Every entry must be duplicated precisely as written.

▶ **ITEMS**:
# # # # #

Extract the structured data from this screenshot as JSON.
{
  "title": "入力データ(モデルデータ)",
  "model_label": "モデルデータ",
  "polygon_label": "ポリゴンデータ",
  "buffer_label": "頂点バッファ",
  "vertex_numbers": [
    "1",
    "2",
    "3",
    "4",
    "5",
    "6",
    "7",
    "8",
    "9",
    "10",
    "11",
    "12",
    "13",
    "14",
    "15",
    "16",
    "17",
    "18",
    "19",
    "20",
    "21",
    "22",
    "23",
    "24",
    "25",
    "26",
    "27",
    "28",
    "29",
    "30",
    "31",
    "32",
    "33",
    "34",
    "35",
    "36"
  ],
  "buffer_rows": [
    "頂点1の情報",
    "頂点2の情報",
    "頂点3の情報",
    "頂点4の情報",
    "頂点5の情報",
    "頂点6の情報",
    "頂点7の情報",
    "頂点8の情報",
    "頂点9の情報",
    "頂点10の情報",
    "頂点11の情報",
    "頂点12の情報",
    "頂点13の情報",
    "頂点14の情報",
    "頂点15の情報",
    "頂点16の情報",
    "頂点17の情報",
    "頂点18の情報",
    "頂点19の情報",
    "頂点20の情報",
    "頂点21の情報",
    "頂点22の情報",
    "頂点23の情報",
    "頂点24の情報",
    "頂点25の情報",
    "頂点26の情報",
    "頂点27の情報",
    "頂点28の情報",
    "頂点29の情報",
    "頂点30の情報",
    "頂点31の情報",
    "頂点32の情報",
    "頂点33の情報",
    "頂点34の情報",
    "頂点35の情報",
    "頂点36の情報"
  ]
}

# # # # #

▶ **EXERCISE RESPONSE**:
Extract the structured data from this screenshot as JSON.
{
  "title": "入力データ(モデルデータ)",
  "model_label": "モデルデータ",
  "polygon_label": "ポリゴンデータ",
  "buffer_label": "頂点バッファ",
  "vertex_numbers": [
    "1",
    "2",
    "3",
    "4",
    "5",
    "6",
    "7",
    "8",
    "9",
    "10",
    "11",
    "12",
    "13",
    "14",
    "15",
    "16",
    "17",
    "18",
    "19",
    "20",
    "21",
    "22",
    "23",
    "24",
    "25",
    "26",
    "27",
    "28",
    "29",
    "30",
    "31",
    "32",
    "33",
    "34",
    "35",
    "36"
  ],
  "buffer_rows": [
    "頂点1の情報",
    "頂点2の情報",
    "頂点3の情報",
    "頂点4の情報",
    "頂点5の情報",
    "頂点6の情報",
    "頂点7の情報",
    "頂点8の情報",
    "頂点9の情報",
    "頂点10の情報",
    "頂点11の情報",
    "頂点12の情報",
    "頂点13の情報",
    "頂点14の情報",
    "頂点15の情報",
    "頂点16の情報",
    "頂点17の情報",
    "頂点18の情報",
    "頂点19の情報",
    "頂点20の情報",
    "頂点21の情報",
    "頂点22の情報",
    "頂点23の情報",
    "頂点24の情報",
    "頂点25の情報",
    "頂点26の情報",
    "頂点27の情報",
    "頂点28の情報",
    "頂点29の情報",
    "頂点30の情報",
    "頂点31の情報",
    "頂点32の情報",
    "頂点33の情報",
    "頂点34の情報",
    "頂点35の情報",
    "頂点36の情報"
  ]
}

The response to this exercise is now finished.